REQUIREMENTS = Select, from the data, each line where "Photoshop" occurs.

* START RECORDED INFORMATION *

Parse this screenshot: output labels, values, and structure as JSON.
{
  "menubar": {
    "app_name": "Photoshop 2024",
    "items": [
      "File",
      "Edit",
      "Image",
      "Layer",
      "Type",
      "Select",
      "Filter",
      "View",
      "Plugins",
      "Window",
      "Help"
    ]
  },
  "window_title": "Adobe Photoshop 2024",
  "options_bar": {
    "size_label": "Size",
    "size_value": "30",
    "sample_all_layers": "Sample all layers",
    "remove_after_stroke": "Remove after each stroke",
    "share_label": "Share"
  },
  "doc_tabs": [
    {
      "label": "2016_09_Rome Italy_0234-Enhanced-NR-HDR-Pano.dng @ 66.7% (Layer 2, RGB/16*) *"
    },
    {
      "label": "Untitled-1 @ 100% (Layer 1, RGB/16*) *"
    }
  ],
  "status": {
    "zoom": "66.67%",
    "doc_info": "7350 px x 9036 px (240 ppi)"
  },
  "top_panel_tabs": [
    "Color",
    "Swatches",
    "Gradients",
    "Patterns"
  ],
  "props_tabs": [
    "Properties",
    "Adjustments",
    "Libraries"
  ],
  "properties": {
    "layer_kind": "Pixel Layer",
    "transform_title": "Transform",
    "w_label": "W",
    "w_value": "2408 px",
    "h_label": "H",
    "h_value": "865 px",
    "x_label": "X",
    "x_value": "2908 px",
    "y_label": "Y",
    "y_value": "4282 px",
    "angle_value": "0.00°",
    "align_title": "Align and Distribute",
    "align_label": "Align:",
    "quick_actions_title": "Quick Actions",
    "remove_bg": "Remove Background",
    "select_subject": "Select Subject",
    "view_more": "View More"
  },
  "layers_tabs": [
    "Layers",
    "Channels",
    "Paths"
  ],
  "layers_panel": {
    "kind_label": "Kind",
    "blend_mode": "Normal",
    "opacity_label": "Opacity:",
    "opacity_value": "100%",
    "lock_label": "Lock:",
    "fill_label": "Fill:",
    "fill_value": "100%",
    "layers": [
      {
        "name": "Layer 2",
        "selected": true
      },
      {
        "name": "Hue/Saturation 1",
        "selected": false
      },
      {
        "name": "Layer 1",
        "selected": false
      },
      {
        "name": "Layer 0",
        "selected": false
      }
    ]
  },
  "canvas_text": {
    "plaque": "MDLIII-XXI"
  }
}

* END RECORDED INFORMATION *

TASK RESPONSE =
    "app_name": "Photoshop 2024",
  "window_title": "Adobe Photoshop 2024",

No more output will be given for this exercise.